**** Provided information
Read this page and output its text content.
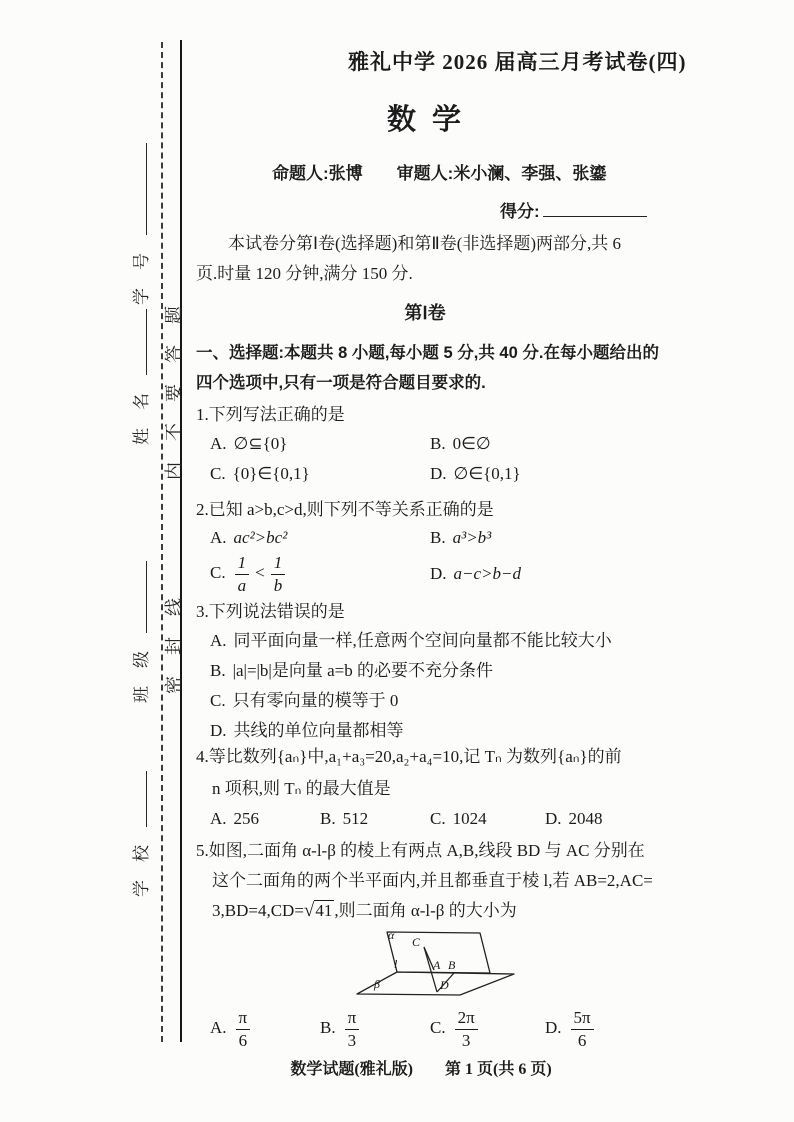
学号
姓名
班级
学校
密封线
内不要答题
雅礼中学 2026 届高三月考试卷(四)
数学
命题人:张博　　审题人:米小澜、李强、张鎏
得分:
本试卷分第Ⅰ卷(选择题)和第Ⅱ卷(非选择题)两部分,共 6
页.时量 120 分钟,满分 150 分.
第Ⅰ卷
一、选择题:本题共 8 小题,每小题 5 分,共 40 分.在每小题给出的
四个选项中,只有一项是符合题目要求的.
1.下列写法正确的是
A. ∅⊆{0}	B. 0∈∅
C. {0}∈{0,1}	D. ∅∈{0,1}
2.已知 a>b,c>d,则下列不等关系正确的是
A. ac²>bc²	B. a³>b³
C. $\frac{1}{a} < \frac{1}{b}$	D. a−c>b−d
3.下列说法错误的是
A. 同平面向量一样,任意两个空间向量都不能比较大小
B. |a|=|b|是向量 a=b 的必要不充分条件
C. 只有零向量的模等于 0
D. 共线的单位向量都相等
4.等比数列{aₙ}中,a₁+a₃=20,a₂+a₄=10,记 Tₙ 为数列{aₙ}的前
n 项积,则 Tₙ 的最大值是
A. 256	B. 512	C. 1024	D. 2048
5.如图,二面角 α-l-β 的棱上有两点 A,B,线段 BD 与 AC 分别在
这个二面角的两个半平面内,并且都垂直于棱 l,若 AB=2,AC=
3,BD=4,CD=√41 ,则二面角 α-l-β 的大小为
α C
l	A B
D
β
A. $\frac{\pi}{6}$	B. $\frac{\pi}{3}$	C. $\frac{2\pi}{3}$	D. $\frac{5\pi}{6}$
数学试题(雅礼版)　　第 1 页(共 6 页)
********
The exercise:
Set down the complete material exactly, but do not include the images.

Full answer:
Read this page and output its text content.
学号
姓名
班级
学校
密封线
内不要答题
雅礼中学 2026 届高三月考试卷(四)
数学
命题人:张博　　审题人:米小澜、李强、张鎏
得分:
本试卷分第Ⅰ卷(选择题)和第Ⅱ卷(非选择题)两部分,共 6
页.时量 120 分钟,满分 150 分.
第Ⅰ卷
一、选择题:本题共 8 小题,每小题 5 分,共 40 分.在每小题给出的
四个选项中,只有一项是符合题目要求的.
1.下列写法正确的是
A. ∅⊆{0}	B. 0∈∅
C. {0}∈{0,1}	D. ∅∈{0,1}
2.已知 a>b,c>d,则下列不等关系正确的是
A. ac²>bc²	B. a³>b³
C. $\frac{1}{a} < \frac{1}{b}$	D. a−c>b−d
3.下列说法错误的是
A. 同平面向量一样,任意两个空间向量都不能比较大小
B. |a|=|b|是向量 a=b 的必要不充分条件
C. 只有零向量的模等于 0
D. 共线的单位向量都相等
4.等比数列{aₙ}中,a₁+a₃=20,a₂+a₄=10,记 Tₙ 为数列{aₙ}的前
n 项积,则 Tₙ 的最大值是
A. 256	B. 512	C. 1024	D. 2048
5.如图,二面角 α-l-β 的棱上有两点 A,B,线段 BD 与 AC 分别在
这个二面角的两个半平面内,并且都垂直于棱 l,若 AB=2,AC=
3,BD=4,CD=√41 ,则二面角 α-l-β 的大小为
α C
l	A B
D
β
A. $\frac{\pi}{6}$	B. $\frac{\pi}{3}$	C. $\frac{2\pi}{3}$	D. $\frac{5\pi}{6}$
数学试题(雅礼版)　　第 1 页(共 6 页)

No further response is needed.